Extracted records

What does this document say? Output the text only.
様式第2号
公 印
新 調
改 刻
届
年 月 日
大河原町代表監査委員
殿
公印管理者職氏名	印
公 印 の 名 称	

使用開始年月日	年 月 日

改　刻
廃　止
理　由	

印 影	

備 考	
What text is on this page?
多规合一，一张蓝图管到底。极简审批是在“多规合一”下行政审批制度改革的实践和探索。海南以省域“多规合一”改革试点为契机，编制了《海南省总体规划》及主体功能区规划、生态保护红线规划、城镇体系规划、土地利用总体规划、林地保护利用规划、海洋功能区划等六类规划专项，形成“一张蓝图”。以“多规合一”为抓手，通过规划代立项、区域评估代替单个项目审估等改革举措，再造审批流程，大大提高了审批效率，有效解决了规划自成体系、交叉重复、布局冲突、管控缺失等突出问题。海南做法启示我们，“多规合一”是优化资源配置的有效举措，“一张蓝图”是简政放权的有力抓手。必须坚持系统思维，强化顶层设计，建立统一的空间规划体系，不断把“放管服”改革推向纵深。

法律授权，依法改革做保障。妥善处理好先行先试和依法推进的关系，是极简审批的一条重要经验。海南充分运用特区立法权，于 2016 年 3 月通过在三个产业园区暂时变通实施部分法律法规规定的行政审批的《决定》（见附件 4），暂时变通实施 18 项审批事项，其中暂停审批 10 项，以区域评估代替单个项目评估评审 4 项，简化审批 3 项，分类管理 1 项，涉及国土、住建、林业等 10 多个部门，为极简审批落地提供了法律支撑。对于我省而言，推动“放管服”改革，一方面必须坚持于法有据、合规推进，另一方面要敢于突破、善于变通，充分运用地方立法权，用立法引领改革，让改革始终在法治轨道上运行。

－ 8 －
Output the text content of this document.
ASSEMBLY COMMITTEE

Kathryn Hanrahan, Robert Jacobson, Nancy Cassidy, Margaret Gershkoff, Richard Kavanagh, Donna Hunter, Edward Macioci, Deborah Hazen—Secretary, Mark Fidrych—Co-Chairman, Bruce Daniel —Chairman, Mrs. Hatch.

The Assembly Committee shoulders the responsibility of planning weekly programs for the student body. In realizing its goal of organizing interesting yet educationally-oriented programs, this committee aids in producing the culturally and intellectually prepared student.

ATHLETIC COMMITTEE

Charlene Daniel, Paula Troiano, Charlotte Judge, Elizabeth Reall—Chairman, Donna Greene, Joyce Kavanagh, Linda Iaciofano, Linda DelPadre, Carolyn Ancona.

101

TASK TO CARRY OUT: Reproduce all of the entries word for word.

TASK RESULT:
What does this document say? Output the text only.
様式第2号
公 印
新 調
改 刻
届
年 月 日
大河原町代表監査委員
殿
公印管理者職氏名	印
公 印 の 名 称	

使用開始年月日	年 月 日

改　刻
廃　止
理　由	

印 影	

備 考	
What text is on this page?
多规合一，一张蓝图管到底。极简审批是在“多规合一”下行政审批制度改革的实践和探索。海南以省域“多规合一”改革试点为契机，编制了《海南省总体规划》及主体功能区规划、生态保护红线规划、城镇体系规划、土地利用总体规划、林地保护利用规划、海洋功能区划等六类规划专项，形成“一张蓝图”。以“多规合一”为抓手，通过规划代立项、区域评估代替单个项目审估等改革举措，再造审批流程，大大提高了审批效率，有效解决了规划自成体系、交叉重复、布局冲突、管控缺失等突出问题。海南做法启示我们，“多规合一”是优化资源配置的有效举措，“一张蓝图”是简政放权的有力抓手。必须坚持系统思维，强化顶层设计，建立统一的空间规划体系，不断把“放管服”改革推向纵深。

法律授权，依法改革做保障。妥善处理好先行先试和依法推进的关系，是极简审批的一条重要经验。海南充分运用特区立法权，于 2016 年 3 月通过在三个产业园区暂时变通实施部分法律法规规定的行政审批的《决定》（见附件 4），暂时变通实施 18 项审批事项，其中暂停审批 10 项，以区域评估代替单个项目评估评审 4 项，简化审批 3 项，分类管理 1 项，涉及国土、住建、林业等 10 多个部门，为极简审批落地提供了法律支撑。对于我省而言，推动“放管服”改革，一方面必须坚持于法有据、合规推进，另一方面要敢于突破、善于变通，充分运用地方立法权，用立法引领改革，让改革始终在法治轨道上运行。

－ 8 －
Output the text content of this document.
ASSEMBLY COMMITTEE

Kathryn Hanrahan, Robert Jacobson, Nancy Cassidy, Margaret Gershkoff, Richard Kavanagh, Donna Hunter, Edward Macioci, Deborah Hazen—Secretary, Mark Fidrych—Co-Chairman, Bruce Daniel —Chairman, Mrs. Hatch.

The Assembly Committee shoulders the responsibility of planning weekly programs for the student body. In realizing its goal of organizing interesting yet educationally-oriented programs, this committee aids in producing the culturally and intellectually prepared student.

ATHLETIC COMMITTEE

Charlene Daniel, Paula Troiano, Charlotte Judge, Elizabeth Reall—Chairman, Donna Greene, Joyce Kavanagh, Linda Iaciofano, Linda DelPadre, Carolyn Ancona.

101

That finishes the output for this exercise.